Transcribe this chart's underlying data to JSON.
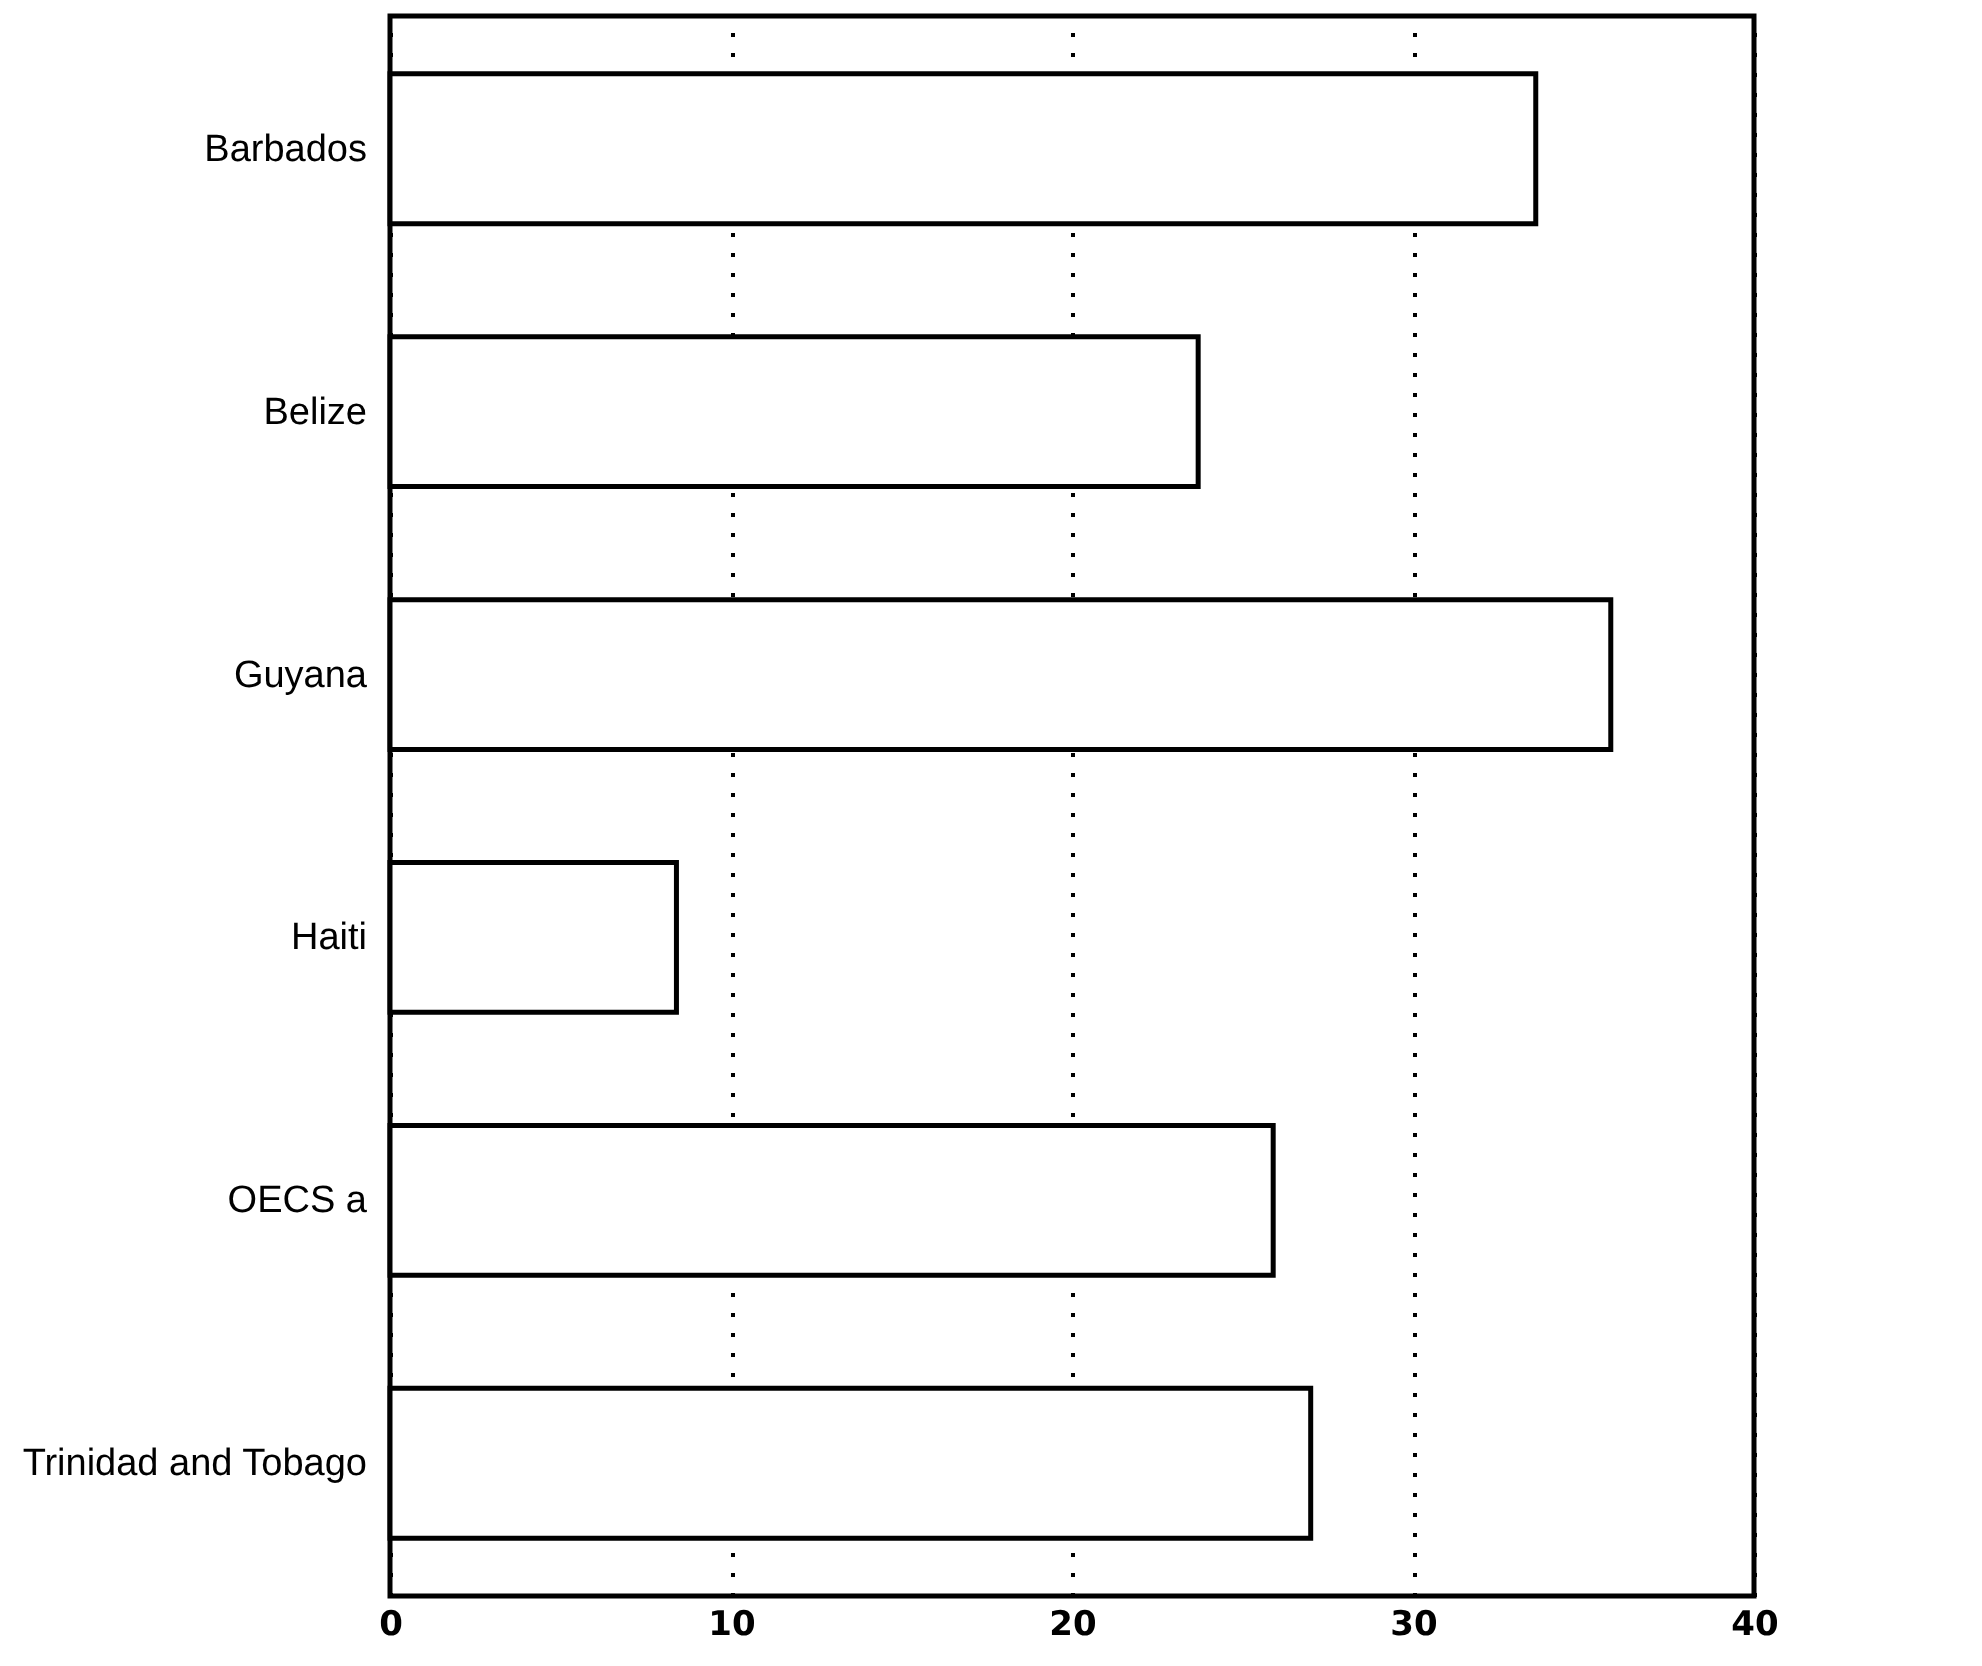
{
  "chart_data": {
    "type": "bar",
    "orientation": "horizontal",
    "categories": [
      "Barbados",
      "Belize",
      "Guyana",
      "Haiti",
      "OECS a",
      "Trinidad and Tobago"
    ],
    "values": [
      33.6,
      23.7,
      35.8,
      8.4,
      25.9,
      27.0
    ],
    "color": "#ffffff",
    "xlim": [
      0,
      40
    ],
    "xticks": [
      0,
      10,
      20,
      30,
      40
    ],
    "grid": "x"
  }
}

━━━━━━━━━━

What to produce – Transcribe all of the entries word for word, but skip any pictures they contain.

Correct output –
Transcribe this chart's underlying data to JSON.
{
  "chart_data": {
    "type": "bar",
    "orientation": "horizontal",
    "categories": [
      "Barbados",
      "Belize",
      "Guyana",
      "Haiti",
      "OECS a",
      "Trinidad and Tobago"
    ],
    "values": [
      33.6,
      23.7,
      35.8,
      8.4,
      25.9,
      27.0
    ],
    "color": "#ffffff",
    "xlim": [
      0,
      40
    ],
    "xticks": [
      0,
      10,
      20,
      30,
      40
    ],
    "grid": "x"
  }
}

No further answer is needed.